## Exercise details
Find how many lines contain "keskiennuste" and state only that number.

Dataset rows about figures
++++++++++

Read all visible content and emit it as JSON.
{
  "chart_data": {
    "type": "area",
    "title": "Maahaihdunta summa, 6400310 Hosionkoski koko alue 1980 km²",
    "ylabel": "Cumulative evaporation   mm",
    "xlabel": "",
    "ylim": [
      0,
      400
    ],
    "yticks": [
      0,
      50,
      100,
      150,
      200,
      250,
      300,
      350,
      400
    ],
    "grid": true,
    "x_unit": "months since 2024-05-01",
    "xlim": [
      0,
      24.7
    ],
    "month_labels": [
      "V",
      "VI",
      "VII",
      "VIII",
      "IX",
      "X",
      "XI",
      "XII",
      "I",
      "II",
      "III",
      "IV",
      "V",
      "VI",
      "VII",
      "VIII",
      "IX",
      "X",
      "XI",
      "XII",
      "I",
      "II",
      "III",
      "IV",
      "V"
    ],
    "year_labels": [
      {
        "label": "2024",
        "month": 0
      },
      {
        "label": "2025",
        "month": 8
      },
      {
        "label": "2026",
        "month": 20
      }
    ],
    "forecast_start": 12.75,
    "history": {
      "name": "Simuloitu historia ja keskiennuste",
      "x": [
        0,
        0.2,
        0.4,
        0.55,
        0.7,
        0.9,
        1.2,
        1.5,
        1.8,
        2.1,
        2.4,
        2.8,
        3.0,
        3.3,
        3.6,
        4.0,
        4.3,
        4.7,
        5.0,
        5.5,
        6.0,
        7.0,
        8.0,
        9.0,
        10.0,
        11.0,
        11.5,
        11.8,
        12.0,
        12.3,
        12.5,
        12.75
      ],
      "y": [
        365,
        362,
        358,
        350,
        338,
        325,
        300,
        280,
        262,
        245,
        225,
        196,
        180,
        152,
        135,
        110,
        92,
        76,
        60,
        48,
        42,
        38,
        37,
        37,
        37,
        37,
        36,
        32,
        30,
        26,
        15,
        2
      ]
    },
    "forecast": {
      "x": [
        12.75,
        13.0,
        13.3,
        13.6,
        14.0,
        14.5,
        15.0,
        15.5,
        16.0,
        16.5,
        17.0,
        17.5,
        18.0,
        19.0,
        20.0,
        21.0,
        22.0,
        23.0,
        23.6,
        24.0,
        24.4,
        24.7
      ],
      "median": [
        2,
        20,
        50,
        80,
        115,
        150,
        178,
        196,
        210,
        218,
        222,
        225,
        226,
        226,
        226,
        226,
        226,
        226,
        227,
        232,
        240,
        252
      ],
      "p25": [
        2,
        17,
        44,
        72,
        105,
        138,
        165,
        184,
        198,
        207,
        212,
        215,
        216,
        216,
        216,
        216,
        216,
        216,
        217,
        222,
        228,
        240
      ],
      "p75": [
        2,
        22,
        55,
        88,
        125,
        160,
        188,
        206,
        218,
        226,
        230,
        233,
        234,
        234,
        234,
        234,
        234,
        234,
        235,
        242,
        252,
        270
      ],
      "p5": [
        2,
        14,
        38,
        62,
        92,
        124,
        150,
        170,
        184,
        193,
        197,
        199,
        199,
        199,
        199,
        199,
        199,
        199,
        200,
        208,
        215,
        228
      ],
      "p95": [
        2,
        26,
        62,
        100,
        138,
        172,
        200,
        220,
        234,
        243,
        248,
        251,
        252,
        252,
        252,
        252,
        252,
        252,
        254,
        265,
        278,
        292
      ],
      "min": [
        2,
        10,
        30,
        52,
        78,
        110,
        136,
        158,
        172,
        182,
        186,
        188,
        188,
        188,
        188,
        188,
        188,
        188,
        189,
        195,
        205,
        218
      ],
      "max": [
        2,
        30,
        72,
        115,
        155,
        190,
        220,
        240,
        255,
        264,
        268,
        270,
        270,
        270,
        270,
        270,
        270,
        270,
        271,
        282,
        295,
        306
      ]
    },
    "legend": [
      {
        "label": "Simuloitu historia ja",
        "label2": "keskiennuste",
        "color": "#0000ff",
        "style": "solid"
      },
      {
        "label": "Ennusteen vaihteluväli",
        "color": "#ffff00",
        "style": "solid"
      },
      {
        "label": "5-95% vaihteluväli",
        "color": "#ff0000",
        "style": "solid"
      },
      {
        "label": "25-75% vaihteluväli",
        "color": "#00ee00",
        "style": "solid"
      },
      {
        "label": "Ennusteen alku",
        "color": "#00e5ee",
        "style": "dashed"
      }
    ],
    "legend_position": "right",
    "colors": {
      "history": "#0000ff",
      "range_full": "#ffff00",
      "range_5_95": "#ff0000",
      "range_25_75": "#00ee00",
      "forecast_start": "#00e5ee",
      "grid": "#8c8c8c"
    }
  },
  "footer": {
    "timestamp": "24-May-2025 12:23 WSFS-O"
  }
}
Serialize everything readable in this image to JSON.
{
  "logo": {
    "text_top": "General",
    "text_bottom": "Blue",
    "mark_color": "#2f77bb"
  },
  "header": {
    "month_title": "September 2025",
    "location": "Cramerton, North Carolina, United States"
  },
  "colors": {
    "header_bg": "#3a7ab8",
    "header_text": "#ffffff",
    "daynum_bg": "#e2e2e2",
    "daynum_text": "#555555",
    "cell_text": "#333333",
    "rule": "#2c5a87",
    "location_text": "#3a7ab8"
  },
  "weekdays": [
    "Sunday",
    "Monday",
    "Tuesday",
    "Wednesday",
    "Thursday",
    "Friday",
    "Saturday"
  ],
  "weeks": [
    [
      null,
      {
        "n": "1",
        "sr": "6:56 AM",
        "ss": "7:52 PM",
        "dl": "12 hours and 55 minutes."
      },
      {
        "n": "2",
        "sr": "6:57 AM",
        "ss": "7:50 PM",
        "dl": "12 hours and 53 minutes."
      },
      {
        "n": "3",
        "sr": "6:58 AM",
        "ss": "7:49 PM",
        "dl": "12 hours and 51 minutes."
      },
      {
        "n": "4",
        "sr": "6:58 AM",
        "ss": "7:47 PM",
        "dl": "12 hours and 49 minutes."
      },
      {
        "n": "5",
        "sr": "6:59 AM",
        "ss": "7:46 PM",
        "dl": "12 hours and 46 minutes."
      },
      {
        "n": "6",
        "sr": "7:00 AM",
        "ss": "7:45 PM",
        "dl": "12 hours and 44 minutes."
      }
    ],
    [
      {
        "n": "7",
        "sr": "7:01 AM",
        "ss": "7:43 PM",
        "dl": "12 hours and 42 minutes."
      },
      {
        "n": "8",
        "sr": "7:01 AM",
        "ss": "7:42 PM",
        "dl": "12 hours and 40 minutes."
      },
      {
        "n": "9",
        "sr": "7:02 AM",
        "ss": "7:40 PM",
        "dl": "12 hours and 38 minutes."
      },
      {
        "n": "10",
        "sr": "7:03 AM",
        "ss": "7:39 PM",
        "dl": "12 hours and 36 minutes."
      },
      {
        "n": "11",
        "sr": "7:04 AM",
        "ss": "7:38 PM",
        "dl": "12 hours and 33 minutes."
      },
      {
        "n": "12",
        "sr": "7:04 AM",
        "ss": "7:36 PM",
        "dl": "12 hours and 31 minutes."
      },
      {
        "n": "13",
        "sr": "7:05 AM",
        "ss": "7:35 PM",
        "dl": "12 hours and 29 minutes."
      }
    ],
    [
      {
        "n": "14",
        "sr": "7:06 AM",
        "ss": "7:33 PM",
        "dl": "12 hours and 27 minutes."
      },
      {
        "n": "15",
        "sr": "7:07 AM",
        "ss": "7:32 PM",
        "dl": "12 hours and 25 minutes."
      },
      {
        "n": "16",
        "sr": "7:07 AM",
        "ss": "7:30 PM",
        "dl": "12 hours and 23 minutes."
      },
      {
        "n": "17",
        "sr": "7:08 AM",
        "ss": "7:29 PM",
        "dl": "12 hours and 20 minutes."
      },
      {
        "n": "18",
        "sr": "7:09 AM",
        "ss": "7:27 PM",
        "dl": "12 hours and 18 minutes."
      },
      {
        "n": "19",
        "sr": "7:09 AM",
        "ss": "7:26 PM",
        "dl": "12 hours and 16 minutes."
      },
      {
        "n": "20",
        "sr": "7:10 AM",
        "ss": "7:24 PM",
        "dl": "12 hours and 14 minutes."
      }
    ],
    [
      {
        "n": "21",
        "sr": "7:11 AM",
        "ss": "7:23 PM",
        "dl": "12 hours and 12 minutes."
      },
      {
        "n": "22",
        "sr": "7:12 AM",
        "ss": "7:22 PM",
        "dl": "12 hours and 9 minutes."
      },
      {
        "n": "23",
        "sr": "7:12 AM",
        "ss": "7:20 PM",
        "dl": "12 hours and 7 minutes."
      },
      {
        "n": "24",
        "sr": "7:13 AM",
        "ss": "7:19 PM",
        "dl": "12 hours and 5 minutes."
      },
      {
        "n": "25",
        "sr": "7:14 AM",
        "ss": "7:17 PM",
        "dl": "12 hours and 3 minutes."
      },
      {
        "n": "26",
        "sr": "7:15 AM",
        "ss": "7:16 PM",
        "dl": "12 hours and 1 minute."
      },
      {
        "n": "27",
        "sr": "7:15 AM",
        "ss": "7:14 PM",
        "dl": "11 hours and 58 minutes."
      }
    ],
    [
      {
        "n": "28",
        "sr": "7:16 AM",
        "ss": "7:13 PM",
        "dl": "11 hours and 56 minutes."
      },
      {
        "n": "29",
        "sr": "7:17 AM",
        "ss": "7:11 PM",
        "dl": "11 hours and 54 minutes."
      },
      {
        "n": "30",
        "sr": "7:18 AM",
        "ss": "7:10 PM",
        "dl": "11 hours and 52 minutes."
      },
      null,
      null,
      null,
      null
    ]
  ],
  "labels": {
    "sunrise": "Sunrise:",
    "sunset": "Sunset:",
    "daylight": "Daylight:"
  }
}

++++++++++

## Result below
2